** Start DATA FOR THE TASK **
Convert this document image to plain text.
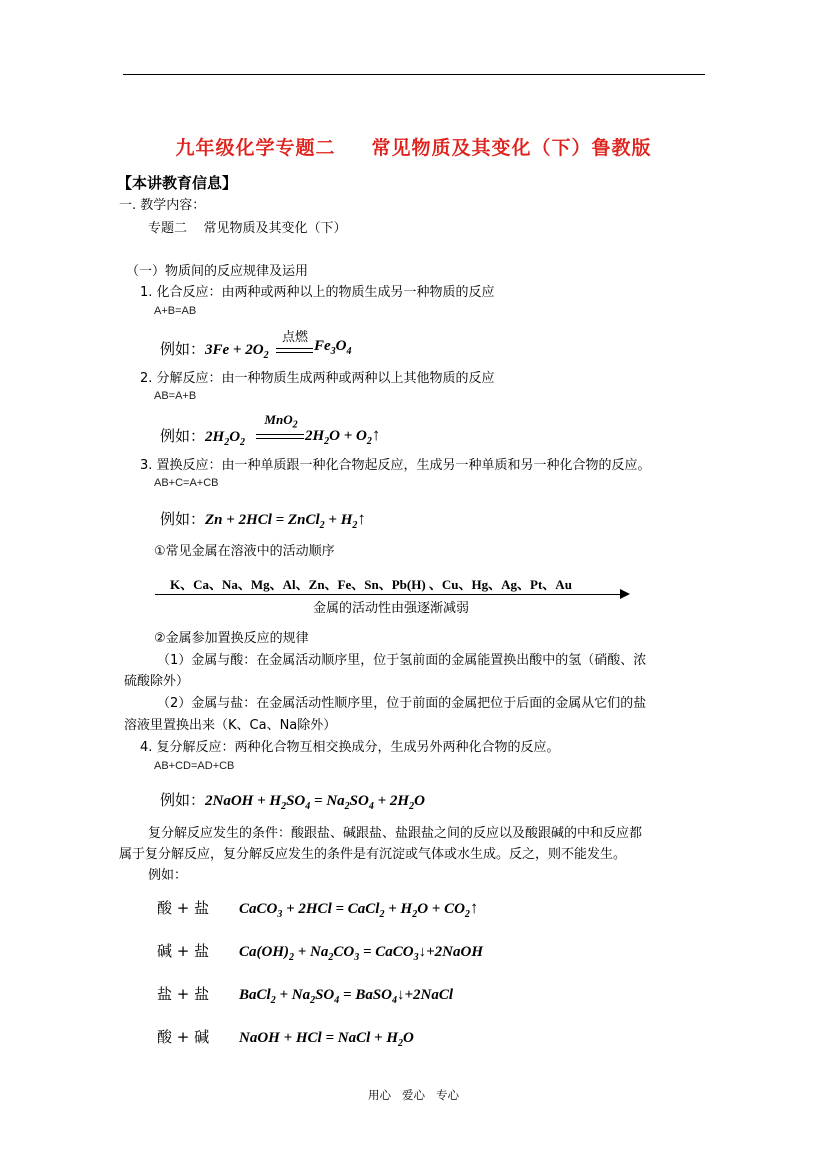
九年级化学专题二 常见物质及其变化（下）鲁教版
【本讲教育信息】
一. 教学内容：
专题二    常见物质及其变化（下）
（一）物质间的反应规律及运用
1. 化合反应：由两种或两种以上的物质生成另一种物质的反应
A+B=AB
例如：$3Fe + 2O_2$
点燃
$Fe_3O_4$
2. 分解反应：由一种物质生成两种或两种以上其他物质的反应
AB=A+B
例如：$2H_2O_2$
MnO$_2$
$2H_2O$ + $O_2↑$
3. 置换反应：由一种单质跟一种化合物起反应，生成另一种单质和另一种化合物的反应。
AB+C=A+CB
例如：Zn + 2HCl = ZnCl$_2$ + $H_2↑$
①常见金属在溶液中的活动顺序
K、Ca、Na、Mg、Al、Zn、Fe、Sn、Pb(H) 、Cu、Hg、Ag、Pt、Au
金属的活动性由强逐渐减弱
②金属参加置换反应的规律
（1）金属与酸：在金属活动顺序里，位于氢前面的金属能置换出酸中的氢（硝酸、浓
硫酸除外）
（2）金属与盐：在金属活动性顺序里，位于前面的金属把位于后面的金属从它们的盐
溶液里置换出来（K、Ca、Na除外）
4. 复分解反应：两种化合物互相交换成分，生成另外两种化合物的反应。
AB+CD=AD+CB
例如：2NaOH + $H_2SO_4 = Na_2SO_4 + 2H_2O$
复分解反应发生的条件：酸跟盐、碱跟盐、盐跟盐之间的反应以及酸跟碱的中和反应都
属于复分解反应，复分解反应发生的条件是有沉淀或气体或水生成。反之，则不能发生。
例如：
酸 + 盐 CaCO$_3$ + 2HCl = CaCl$_2$ + $H_2O$ + $CO_2↑$
碱 + 盐 $Ca(OH)_2 + Na_2CO_3$ = CaCO$_3$↓+2NaOH
盐 + 盐 BaCl$_2$ + $Na_2SO_4$ = BaSO$_4$↓+2NaCl
酸 + 碱 NaOH + HCl = NaCl + $H_2O$
用心   爱心   专心
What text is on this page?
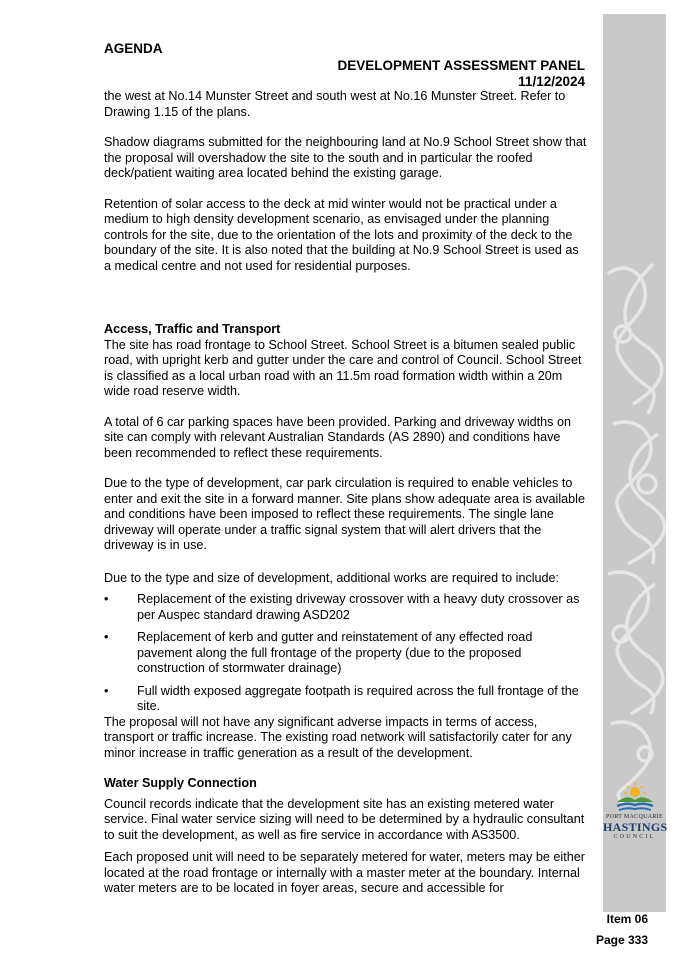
PORT MACQUARIE
HASTINGS
COUNCIL
AGENDA
DEVELOPMENT ASSESSMENT PANEL
11/12/2024

the west at No.14 Munster Street and south west at No.16 Munster Street. Refer to Drawing 1.15 of the plans.

Shadow diagrams submitted for the neighbouring land at No.9 School Street show that the proposal will overshadow the site to the south and in particular the roofed deck/patient waiting area located behind the existing garage.

Retention of solar access to the deck at mid winter would not be practical under a medium to high density development scenario, as envisaged under the planning controls for the site, due to the orientation of the lots and proximity of the deck to the boundary of the site. It is also noted that the building at No.9 School Street is used as a medical centre and not used for residential purposes.

Access, Traffic and Transport

The site has road frontage to School Street. School Street is a bitumen sealed public road, with upright kerb and gutter under the care and control of Council. School Street is classified as a local urban road with an 11.5m road formation width within a 20m wide road reserve width.

A total of 6 car parking spaces have been provided. Parking and driveway widths on site can comply with relevant Australian Standards (AS 2890) and conditions have been recommended to reflect these requirements.

Due to the type of development, car park circulation is required to enable vehicles to enter and exit the site in a forward manner. Site plans show adequate area is available and conditions have been imposed to reflect these requirements. The single lane driveway will operate under a traffic signal system that will alert drivers that the driveway is in use.

Due to the type and size of development, additional works are required to include:

• Replacement of the existing driveway crossover with a heavy duty crossover as per Auspec standard drawing ASD202
• Replacement of kerb and gutter and reinstatement of any effected road pavement along the full frontage of the property (due to the proposed construction of stormwater drainage)
• Full width exposed aggregate footpath is required across the full frontage of the site.

The proposal will not have any significant adverse impacts in terms of access, transport or traffic increase. The existing road network will satisfactorily cater for any minor increase in traffic generation as a result of the development.

Water Supply Connection

Council records indicate that the development site has an existing metered water service. Final water service sizing will need to be determined by a hydraulic consultant to suit the development, as well as fire service in accordance with AS3500.

Each proposed unit will need to be separately metered for water, meters may be either located at the road frontage or internally with a master meter at the boundary. Internal water meters are to be located in foyer areas, secure and accessible for

Item 06
Page 333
** End DATA FOR THE TASK **
What is the number of lines above that hold the string "conditions"? Answer with that number alone.

2